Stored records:
-- Start --

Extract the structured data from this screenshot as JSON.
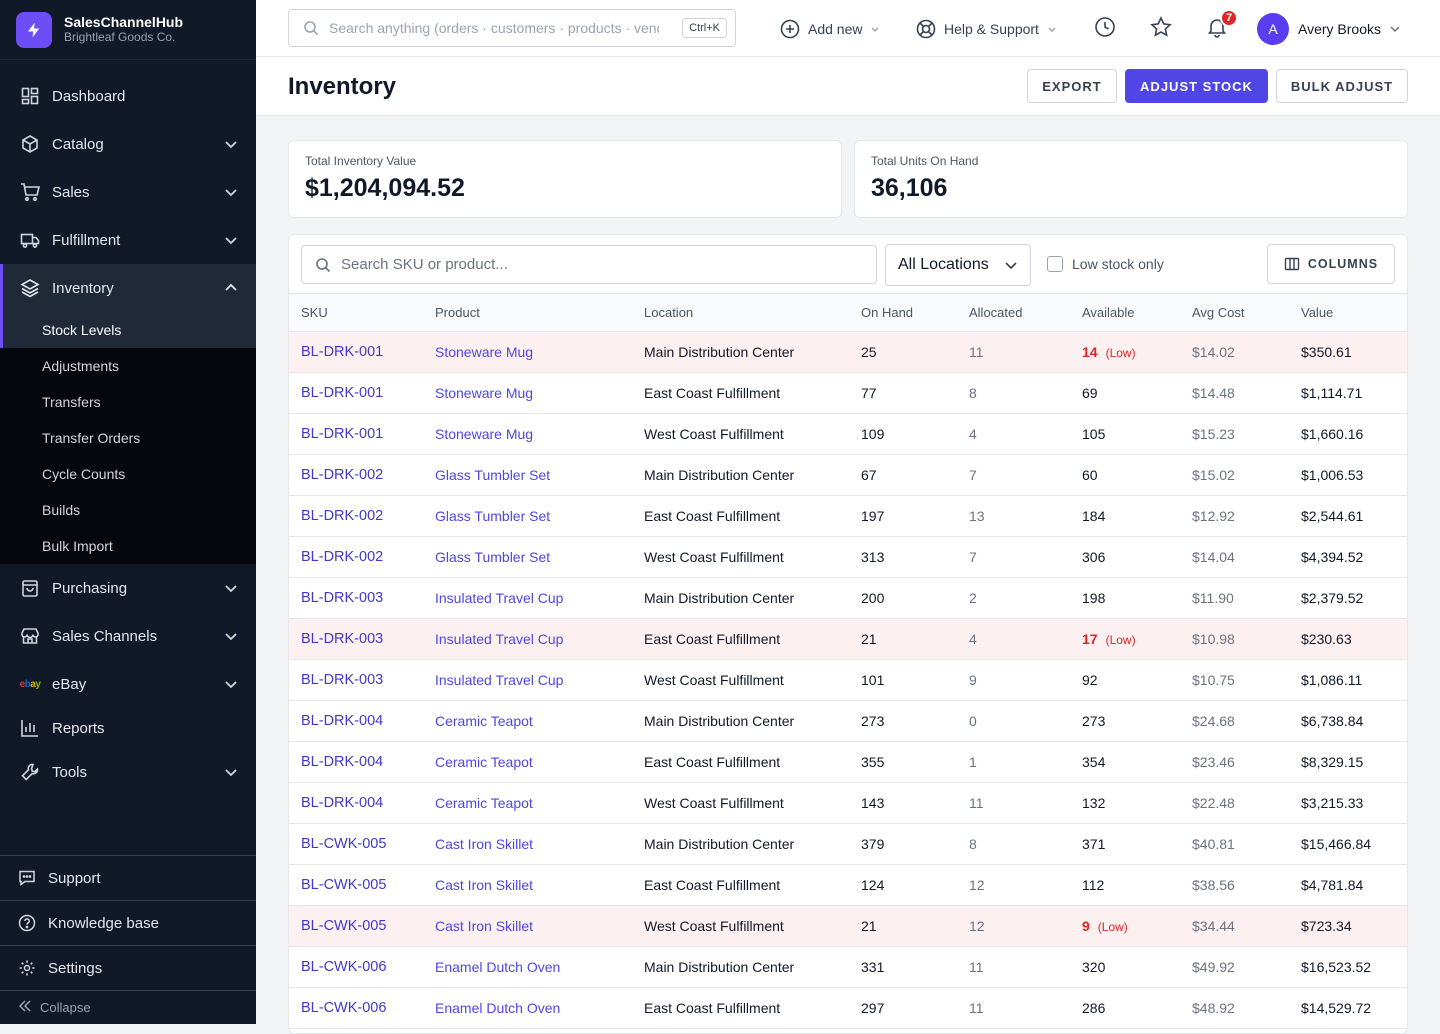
{
  "brand": {
    "name": "SalesChannelHub",
    "company": "Brightleaf Goods Co."
  },
  "sidebar": {
    "items": [
      {
        "label": "Dashboard",
        "icon": "dashboard-icon"
      },
      {
        "label": "Catalog",
        "icon": "cube-icon"
      },
      {
        "label": "Sales",
        "icon": "cart-icon"
      },
      {
        "label": "Fulfillment",
        "icon": "truck-icon"
      },
      {
        "label": "Inventory",
        "icon": "layers-icon"
      },
      {
        "label": "Purchasing",
        "icon": "bag-icon"
      },
      {
        "label": "Sales Channels",
        "icon": "store-icon"
      },
      {
        "label": "eBay",
        "icon": "ebay-logo"
      },
      {
        "label": "Reports",
        "icon": "bar-chart-icon"
      },
      {
        "label": "Tools",
        "icon": "wrench-icon"
      }
    ],
    "ebay_logo": "ebay",
    "inventory_sub": [
      "Stock Levels",
      "Adjustments",
      "Transfers",
      "Transfer Orders",
      "Cycle Counts",
      "Builds",
      "Bulk Import"
    ],
    "bottom": {
      "support": "Support",
      "knowledge": "Knowledge base",
      "settings": "Settings",
      "collapse": "Collapse"
    }
  },
  "topbar": {
    "search_placeholder": "Search anything (orders · customers · products · vendors)",
    "shortcut": "Ctrl+K",
    "add_new": "Add new",
    "help": "Help & Support",
    "notifications_count": "7",
    "user_initial": "A",
    "user_name": "Avery Brooks"
  },
  "page": {
    "title": "Inventory",
    "export": "EXPORT",
    "adjust": "ADJUST STOCK",
    "bulk": "BULK ADJUST"
  },
  "stats": {
    "value_label": "Total Inventory Value",
    "value": "$1,204,094.52",
    "units_label": "Total Units On Hand",
    "units": "36,106"
  },
  "filters": {
    "search_placeholder": "Search SKU or product...",
    "location": "All Locations",
    "low_stock": "Low stock only",
    "columns": "COLUMNS"
  },
  "colors": {
    "accent": "#4f46e5",
    "sidebar": "#111827",
    "low": "#dc2626"
  },
  "table": {
    "headers": [
      "SKU",
      "Product",
      "Location",
      "On Hand",
      "Allocated",
      "Available",
      "Avg Cost",
      "Value"
    ],
    "low_label": "(Low)",
    "rows": [
      {
        "sku": "BL-DRK-001",
        "product": "Stoneware Mug",
        "location": "Main Distribution Center",
        "on_hand": "25",
        "allocated": "11",
        "available": "14",
        "low": true,
        "avg_cost": "$14.02",
        "value": "$350.61"
      },
      {
        "sku": "BL-DRK-001",
        "product": "Stoneware Mug",
        "location": "East Coast Fulfillment",
        "on_hand": "77",
        "allocated": "8",
        "available": "69",
        "low": false,
        "avg_cost": "$14.48",
        "value": "$1,114.71"
      },
      {
        "sku": "BL-DRK-001",
        "product": "Stoneware Mug",
        "location": "West Coast Fulfillment",
        "on_hand": "109",
        "allocated": "4",
        "available": "105",
        "low": false,
        "avg_cost": "$15.23",
        "value": "$1,660.16"
      },
      {
        "sku": "BL-DRK-002",
        "product": "Glass Tumbler Set",
        "location": "Main Distribution Center",
        "on_hand": "67",
        "allocated": "7",
        "available": "60",
        "low": false,
        "avg_cost": "$15.02",
        "value": "$1,006.53"
      },
      {
        "sku": "BL-DRK-002",
        "product": "Glass Tumbler Set",
        "location": "East Coast Fulfillment",
        "on_hand": "197",
        "allocated": "13",
        "available": "184",
        "low": false,
        "avg_cost": "$12.92",
        "value": "$2,544.61"
      },
      {
        "sku": "BL-DRK-002",
        "product": "Glass Tumbler Set",
        "location": "West Coast Fulfillment",
        "on_hand": "313",
        "allocated": "7",
        "available": "306",
        "low": false,
        "avg_cost": "$14.04",
        "value": "$4,394.52"
      },
      {
        "sku": "BL-DRK-003",
        "product": "Insulated Travel Cup",
        "location": "Main Distribution Center",
        "on_hand": "200",
        "allocated": "2",
        "available": "198",
        "low": false,
        "avg_cost": "$11.90",
        "value": "$2,379.52"
      },
      {
        "sku": "BL-DRK-003",
        "product": "Insulated Travel Cup",
        "location": "East Coast Fulfillment",
        "on_hand": "21",
        "allocated": "4",
        "available": "17",
        "low": true,
        "avg_cost": "$10.98",
        "value": "$230.63"
      },
      {
        "sku": "BL-DRK-003",
        "product": "Insulated Travel Cup",
        "location": "West Coast Fulfillment",
        "on_hand": "101",
        "allocated": "9",
        "available": "92",
        "low": false,
        "avg_cost": "$10.75",
        "value": "$1,086.11"
      },
      {
        "sku": "BL-DRK-004",
        "product": "Ceramic Teapot",
        "location": "Main Distribution Center",
        "on_hand": "273",
        "allocated": "0",
        "available": "273",
        "low": false,
        "avg_cost": "$24.68",
        "value": "$6,738.84"
      },
      {
        "sku": "BL-DRK-004",
        "product": "Ceramic Teapot",
        "location": "East Coast Fulfillment",
        "on_hand": "355",
        "allocated": "1",
        "available": "354",
        "low": false,
        "avg_cost": "$23.46",
        "value": "$8,329.15"
      },
      {
        "sku": "BL-DRK-004",
        "product": "Ceramic Teapot",
        "location": "West Coast Fulfillment",
        "on_hand": "143",
        "allocated": "11",
        "available": "132",
        "low": false,
        "avg_cost": "$22.48",
        "value": "$3,215.33"
      },
      {
        "sku": "BL-CWK-005",
        "product": "Cast Iron Skillet",
        "location": "Main Distribution Center",
        "on_hand": "379",
        "allocated": "8",
        "available": "371",
        "low": false,
        "avg_cost": "$40.81",
        "value": "$15,466.84"
      },
      {
        "sku": "BL-CWK-005",
        "product": "Cast Iron Skillet",
        "location": "East Coast Fulfillment",
        "on_hand": "124",
        "allocated": "12",
        "available": "112",
        "low": false,
        "avg_cost": "$38.56",
        "value": "$4,781.84"
      },
      {
        "sku": "BL-CWK-005",
        "product": "Cast Iron Skillet",
        "location": "West Coast Fulfillment",
        "on_hand": "21",
        "allocated": "12",
        "available": "9",
        "low": true,
        "avg_cost": "$34.44",
        "value": "$723.34"
      },
      {
        "sku": "BL-CWK-006",
        "product": "Enamel Dutch Oven",
        "location": "Main Distribution Center",
        "on_hand": "331",
        "allocated": "11",
        "available": "320",
        "low": false,
        "avg_cost": "$49.92",
        "value": "$16,523.52"
      },
      {
        "sku": "BL-CWK-006",
        "product": "Enamel Dutch Oven",
        "location": "East Coast Fulfillment",
        "on_hand": "297",
        "allocated": "11",
        "available": "286",
        "low": false,
        "avg_cost": "$48.92",
        "value": "$14,529.72"
      }
    ]
  }
}
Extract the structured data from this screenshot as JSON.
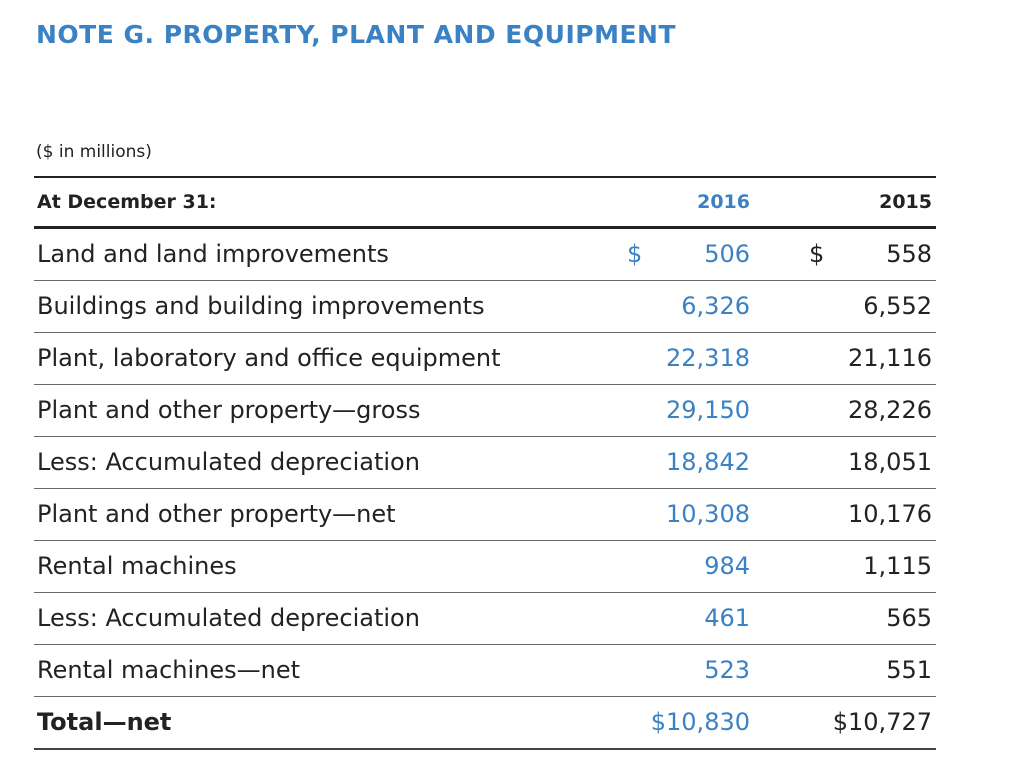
{
  "title": "NOTE G. PROPERTY, PLANT AND EQUIPMENT",
  "units": "($ in millions)",
  "header": {
    "label": "At December 31:",
    "col_2016": "2016",
    "col_2015": "2015"
  },
  "rows": [
    {
      "label": "Land and land improvements",
      "y2016": "506",
      "y2015": "558",
      "dollar": "$"
    },
    {
      "label": "Buildings and building improvements",
      "y2016": "6,326",
      "y2015": "6,552"
    },
    {
      "label": "Plant, laboratory and office equipment",
      "y2016": "22,318",
      "y2015": "21,116"
    },
    {
      "label": "Plant and other property—gross",
      "y2016": "29,150",
      "y2015": "28,226"
    },
    {
      "label": "Less: Accumulated depreciation",
      "y2016": "18,842",
      "y2015": "18,051"
    },
    {
      "label": "Plant and other property—net",
      "y2016": "10,308",
      "y2015": "10,176"
    },
    {
      "label": "Rental machines",
      "y2016": "984",
      "y2015": "1,115"
    },
    {
      "label": "Less: Accumulated depreciation",
      "y2016": "461",
      "y2015": "565"
    },
    {
      "label": "Rental machines—net",
      "y2016": "523",
      "y2015": "551"
    },
    {
      "label": "Total—net",
      "y2016": "$10,830",
      "y2015": "$10,727"
    }
  ],
  "colors": {
    "accent": "#3a82c4",
    "text": "#222222"
  }
}
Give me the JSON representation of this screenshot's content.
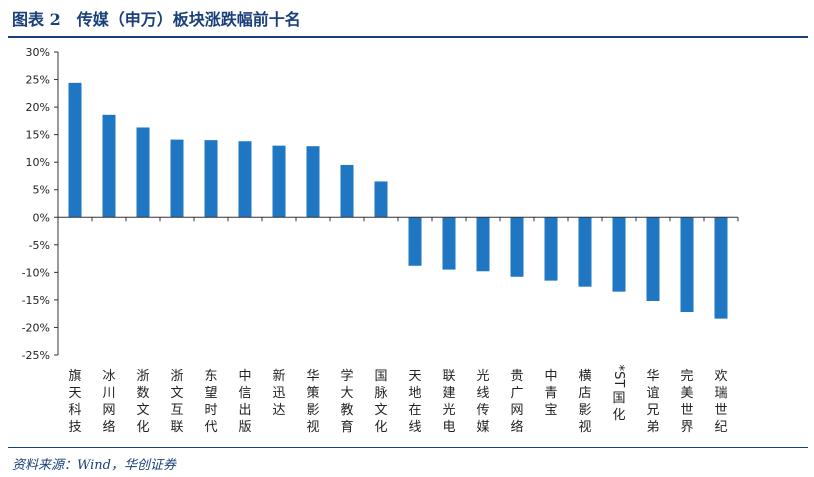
{
  "title": "图表 2　传媒（申万）板块涨跌幅前十名",
  "source": "资料来源：Wind，华创证券",
  "colors": {
    "bar": "#1f77c4",
    "title": "#1a3f7a",
    "axis": "#333333"
  },
  "chart_data": {
    "type": "bar",
    "title": "",
    "xlabel": "",
    "ylabel": "",
    "ylim": [
      -25,
      30
    ],
    "yticks": [
      "30%",
      "25%",
      "20%",
      "15%",
      "10%",
      "5%",
      "0%",
      "-5%",
      "-10%",
      "-15%",
      "-20%",
      "-25%"
    ],
    "categories": [
      "旗天科技",
      "冰川网络",
      "浙数文化",
      "浙文互联",
      "东望时代",
      "中信出版",
      "新迅达",
      "华策影视",
      "学大教育",
      "国脉文化",
      "天地在线",
      "联建光电",
      "光线传媒",
      "贵广网络",
      "中青宝",
      "横店影视",
      "*ST国化",
      "华谊兄弟",
      "完美世界",
      "欢瑞世纪"
    ],
    "values": [
      24.4,
      18.6,
      16.3,
      14.1,
      14.0,
      13.8,
      13.0,
      12.9,
      9.5,
      6.5,
      -8.8,
      -9.5,
      -9.8,
      -10.8,
      -11.5,
      -12.6,
      -13.5,
      -15.2,
      -17.2,
      -18.4
    ],
    "grid": false,
    "legend": "none"
  }
}
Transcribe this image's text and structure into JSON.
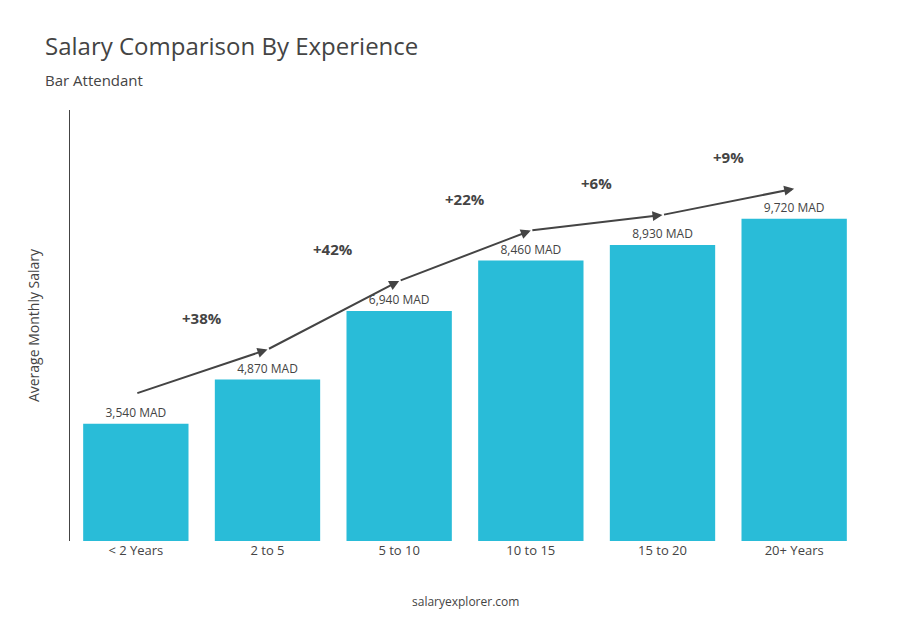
{
  "chart_data": {
    "type": "bar",
    "title": "Salary Comparison By Experience",
    "subtitle": "Bar Attendant",
    "categories": [
      "< 2 Years",
      "2 to 5",
      "5 to 10",
      "10 to 15",
      "15 to 20",
      "20+ Years"
    ],
    "values": [
      3540,
      4870,
      6940,
      8460,
      8930,
      9720
    ],
    "value_labels": [
      "3,540 MAD",
      "4,870 MAD",
      "6,940 MAD",
      "8,460 MAD",
      "8,930 MAD",
      "9,720 MAD"
    ],
    "data_labels": true,
    "annotations": [
      "+38%",
      "+42%",
      "+22%",
      "+6%",
      "+9%"
    ],
    "ylabel": "Average Monthly Salary",
    "footer": "salaryexplorer.com",
    "color": "#29bcd8",
    "ylim": [
      0,
      13000
    ],
    "tick_labels": "x",
    "grid": false
  }
}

-- End --

• [Problem description] Using the records above, extract exactly and only the lines from the one with "Transcribe this image's" through the final line, inclusive, leaving out pictures.

• [Task output]
Transcribe this image's text and structure into JSON.
{
  "chart_data": {
    "type": "bar",
    "title": "Salary Comparison By Experience",
    "subtitle": "Bar Attendant",
    "categories": [
      "< 2 Years",
      "2 to 5",
      "5 to 10",
      "10 to 15",
      "15 to 20",
      "20+ Years"
    ],
    "values": [
      3540,
      4870,
      6940,
      8460,
      8930,
      9720
    ],
    "value_labels": [
      "3,540 MAD",
      "4,870 MAD",
      "6,940 MAD",
      "8,460 MAD",
      "8,930 MAD",
      "9,720 MAD"
    ],
    "data_labels": true,
    "annotations": [
      "+38%",
      "+42%",
      "+22%",
      "+6%",
      "+9%"
    ],
    "ylabel": "Average Monthly Salary",
    "footer": "salaryexplorer.com",
    "color": "#29bcd8",
    "ylim": [
      0,
      13000
    ],
    "tick_labels": "x",
    "grid": false
  }
}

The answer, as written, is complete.